EXTRAIT FOURNI:
:::::
Scott Morrison : WHERE THE BLOODY HELL ARE YOU??? #AustraliaBurns #AustraliaFires
— Lara Worthington (@MsLWorthington) December 18, 2019
Let’s face it. This is what @ScottMorrisonMP really thinks!! #Nero #NotMyPM #bullshitboy #wherethebloodyhellareya pic.twitter.com/xTsgnWYDtM
— bmac (@bmac23768441) December 20, 2019
Revenu en catastrophe après la mort, jeudi 19 décembre, de deux pompiers volontaires qui luttaient contre les flammes, Scott Morrison s'est confondu en excuses auprès de sa population.
Je comprends que les gens aient été choqués que je sois en vacances avec ma famille pendant que la leur était en grande souffrance.
Scott Morrison
"Si je pouvais remonter le temps, en sachant ce que je sais aujourd'hui, nous aurions pris une autre décision", a déclaré le dirigeant à son retour. "Je suis sûr que les Australiens sont justes et comprennent que lorsqu'on fait une promesse à ses enfants, on tâche de la tenir", a-t-il expliqué. Mais "en tant que Premier ministre, on a d'autres responsabilités".
Parce qu'il est un infaillible soutien de l'industrie du charbon
Les feux de brousse sont endémiques en Australie. Mais de nombreux scientifiques affirment que les températures records et les vents violents, qui ont aggravé la situation, ont été influencés par le changement climatique. Or, Scott Morrison est un fervent défenseur de la lucrative industrie du charbon : l'Australie produit en effet un tiers des exportations mondiales de ce minerai, et le secteur fournit des emplois dans des circonscriptions électorales clés.
Malgré les circonstances, Scott Morrison a donc répété qu'il n'était pas question pour lui d'entamer une transition énergétique au détriment du charbon. "Nous n'allons pas nous engager dans des objectifs irresponsables, destructeurs d'emplois et nuisibles à l'économie", a lancé fin décembre le dirigeant sur la chaîne de télévision Channel 9 (en anglais).
Je ne vais pas rayer de la carte l'emploi de milliers d'Australiens en m'éloignant des industries traditionnelles.
Scott Morrisonsur la chaîne Seven Network
Le secteur du charbon est pourtant très polluant. Alors que les émissions nationales de CO2 de l'Australie sont faibles par rapport aux principaux pays pollueurs, ses exportations de combustibles fossiles représentent environ 7% des émissions mondiales de carbone.
Plus généralement, l'équipe de Scott Morrison a été pointée du doigt pour avoir tenu des propos franchement défavorables à la protection de l'environnement. Le 11 novembre dernier, alors que les flammes dévastaient déjà la côte est du pays, le vice-Premier ministre Michael McCormack assurait à la radio que les responsables politiques qui faisaient le lien entre les incendies et le réchauffement climatique n'étaient que des "écolos fanatisés de la capitale" et des "tarés de centre-ville".
Parce que son gouvernement a tardé à réagir
Le New York Times (en anglais) rappelle en outre que "ScoMo" a balayé "pendant des mois (…) les appels à une intervention plus forte de son gouvernement, comme un vaste déploiement militaire ou une déclaration symbolique d'urgence nationale". Le Premier ministre arguait notamment que la lutte contre les incendies relevait de la responsabilité des Etats fédérés. Il a finalement changé de cap samedi, en annonçant le recours à 3 000 réservistes militaires pour lutter contre les flammes et le déblocage de deux milliards de dollars australiens (1,2 milliard d'euros) dans un fonds national de sauvegarde de l'environnement.
"Le chemin sera long, mais nous serons au côté des populations au cours de chacune des étapes de la reconstruction", a promis le chef du gouvernement. Il n'est pas certain que cet appel à la patience soit partagé : l'opposition à Scott Morrison a déjà prévu des manifestations contre sa gestion de la crise climatique vendredi dans les principales villes du pays.
:::::
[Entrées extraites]

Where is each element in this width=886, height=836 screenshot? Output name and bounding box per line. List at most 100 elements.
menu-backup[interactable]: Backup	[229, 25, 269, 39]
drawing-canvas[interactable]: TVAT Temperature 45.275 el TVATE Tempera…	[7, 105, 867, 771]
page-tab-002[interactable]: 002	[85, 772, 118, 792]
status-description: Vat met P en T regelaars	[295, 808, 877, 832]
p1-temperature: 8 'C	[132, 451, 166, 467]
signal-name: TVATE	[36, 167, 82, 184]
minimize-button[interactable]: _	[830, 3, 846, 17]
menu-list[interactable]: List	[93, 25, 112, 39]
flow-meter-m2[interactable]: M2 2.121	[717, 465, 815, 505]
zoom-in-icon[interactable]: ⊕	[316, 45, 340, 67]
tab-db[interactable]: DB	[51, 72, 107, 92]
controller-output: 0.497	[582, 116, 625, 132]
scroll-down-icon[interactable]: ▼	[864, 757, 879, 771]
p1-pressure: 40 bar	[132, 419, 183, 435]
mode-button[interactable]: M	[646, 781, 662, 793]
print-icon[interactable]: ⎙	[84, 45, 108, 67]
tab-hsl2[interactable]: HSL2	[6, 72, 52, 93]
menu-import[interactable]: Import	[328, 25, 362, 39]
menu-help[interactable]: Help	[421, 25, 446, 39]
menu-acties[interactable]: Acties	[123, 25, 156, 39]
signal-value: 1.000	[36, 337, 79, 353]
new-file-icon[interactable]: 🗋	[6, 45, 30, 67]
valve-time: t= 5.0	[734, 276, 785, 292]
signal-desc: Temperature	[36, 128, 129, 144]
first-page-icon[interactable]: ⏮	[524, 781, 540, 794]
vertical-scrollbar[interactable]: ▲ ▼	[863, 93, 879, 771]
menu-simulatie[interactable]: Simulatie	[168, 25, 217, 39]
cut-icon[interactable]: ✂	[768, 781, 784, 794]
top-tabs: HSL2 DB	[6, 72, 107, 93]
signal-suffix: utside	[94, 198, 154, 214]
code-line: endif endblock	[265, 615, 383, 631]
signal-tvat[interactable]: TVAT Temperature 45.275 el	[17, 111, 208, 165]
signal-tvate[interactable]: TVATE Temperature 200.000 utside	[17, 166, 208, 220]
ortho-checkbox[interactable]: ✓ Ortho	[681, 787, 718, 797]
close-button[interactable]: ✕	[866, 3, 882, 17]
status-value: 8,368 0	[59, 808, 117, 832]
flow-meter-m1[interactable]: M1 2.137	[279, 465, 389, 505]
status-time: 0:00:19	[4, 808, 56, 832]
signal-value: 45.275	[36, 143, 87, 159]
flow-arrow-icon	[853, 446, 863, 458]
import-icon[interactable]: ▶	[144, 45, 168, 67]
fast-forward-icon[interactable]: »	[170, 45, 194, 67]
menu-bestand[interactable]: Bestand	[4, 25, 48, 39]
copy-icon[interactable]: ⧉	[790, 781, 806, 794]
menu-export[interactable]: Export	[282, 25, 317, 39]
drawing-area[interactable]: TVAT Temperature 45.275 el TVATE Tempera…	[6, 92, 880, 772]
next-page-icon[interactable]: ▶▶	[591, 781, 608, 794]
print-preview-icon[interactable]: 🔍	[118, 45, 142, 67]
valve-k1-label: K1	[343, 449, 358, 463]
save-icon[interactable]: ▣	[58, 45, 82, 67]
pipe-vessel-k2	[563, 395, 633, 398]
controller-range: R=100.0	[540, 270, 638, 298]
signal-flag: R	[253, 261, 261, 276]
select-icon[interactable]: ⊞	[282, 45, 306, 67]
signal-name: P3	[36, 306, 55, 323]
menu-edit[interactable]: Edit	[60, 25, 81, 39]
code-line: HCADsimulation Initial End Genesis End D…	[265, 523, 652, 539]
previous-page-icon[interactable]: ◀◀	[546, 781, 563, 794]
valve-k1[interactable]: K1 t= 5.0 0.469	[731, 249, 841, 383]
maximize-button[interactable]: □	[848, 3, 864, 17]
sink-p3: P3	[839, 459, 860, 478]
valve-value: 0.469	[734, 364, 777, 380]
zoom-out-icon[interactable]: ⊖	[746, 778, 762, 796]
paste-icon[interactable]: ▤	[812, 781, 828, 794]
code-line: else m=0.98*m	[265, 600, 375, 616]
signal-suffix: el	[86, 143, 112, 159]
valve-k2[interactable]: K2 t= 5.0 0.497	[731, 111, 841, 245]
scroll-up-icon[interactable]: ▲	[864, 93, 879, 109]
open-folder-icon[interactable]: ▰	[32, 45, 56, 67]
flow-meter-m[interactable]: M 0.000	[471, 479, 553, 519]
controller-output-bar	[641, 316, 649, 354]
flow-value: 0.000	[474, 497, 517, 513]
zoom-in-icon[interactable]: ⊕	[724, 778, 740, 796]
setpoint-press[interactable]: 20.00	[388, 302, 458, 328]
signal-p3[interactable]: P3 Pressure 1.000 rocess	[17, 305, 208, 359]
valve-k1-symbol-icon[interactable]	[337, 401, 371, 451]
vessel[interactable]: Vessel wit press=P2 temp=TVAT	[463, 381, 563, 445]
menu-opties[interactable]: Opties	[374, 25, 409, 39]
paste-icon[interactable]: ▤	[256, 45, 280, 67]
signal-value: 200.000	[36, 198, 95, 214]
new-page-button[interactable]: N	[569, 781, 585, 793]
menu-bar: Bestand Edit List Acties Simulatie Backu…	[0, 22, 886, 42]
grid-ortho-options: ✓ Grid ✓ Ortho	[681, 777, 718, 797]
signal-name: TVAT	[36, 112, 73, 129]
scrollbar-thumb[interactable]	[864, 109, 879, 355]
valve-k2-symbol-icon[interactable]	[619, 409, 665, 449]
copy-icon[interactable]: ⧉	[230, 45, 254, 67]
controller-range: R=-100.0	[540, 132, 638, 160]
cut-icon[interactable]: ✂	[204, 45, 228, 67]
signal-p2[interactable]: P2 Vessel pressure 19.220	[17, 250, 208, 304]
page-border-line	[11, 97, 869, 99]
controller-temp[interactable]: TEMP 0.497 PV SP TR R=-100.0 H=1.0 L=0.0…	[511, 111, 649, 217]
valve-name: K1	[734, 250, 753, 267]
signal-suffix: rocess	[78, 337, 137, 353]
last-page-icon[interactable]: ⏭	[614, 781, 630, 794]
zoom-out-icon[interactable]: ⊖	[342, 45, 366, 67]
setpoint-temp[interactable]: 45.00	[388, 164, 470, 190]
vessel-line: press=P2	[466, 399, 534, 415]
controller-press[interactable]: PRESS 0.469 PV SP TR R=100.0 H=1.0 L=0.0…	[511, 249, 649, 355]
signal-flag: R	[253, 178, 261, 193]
:::::
TRAVAIL À RÉALISER:
• a. Dans l'extrait fourni, recopiez le passage qui s'ouvre sur les mots contenant « Scott Morrison : WHERE » et se referme sur « de sa population. », en substituant « soldats du feu bénévoles » à « pompiers volontaires ».
• b. D'après l'extrait fourni, combien de réservistes militaires le Premier ministre a-t-il annoncé mobiliser contre les flammes ?

CORRIGÉ DES EXERCICES:
• a.
Scott Morrison : WHERE THE BLOODY HELL ARE YOU??? #AustraliaBurns #AustraliaFires
— Lara Worthington (@MsLWorthington) December 18, 2019
Let’s face it. This is what @ScottMorrisonMP really thinks!! #Nero #NotMyPM #bullshitboy #wherethebloodyhellareya pic.twitter.com/xTsgnWYDtM
— bmac (@bmac23768441) December 20, 2019
Revenu en catastrophe après la mort, jeudi 19 décembre, de deux soldats du feu bénévoles qui luttaient contre les flammes, Scott Morrison s'est confondu en excuses auprès de sa population.

• b. 3 000 réservistes militaires.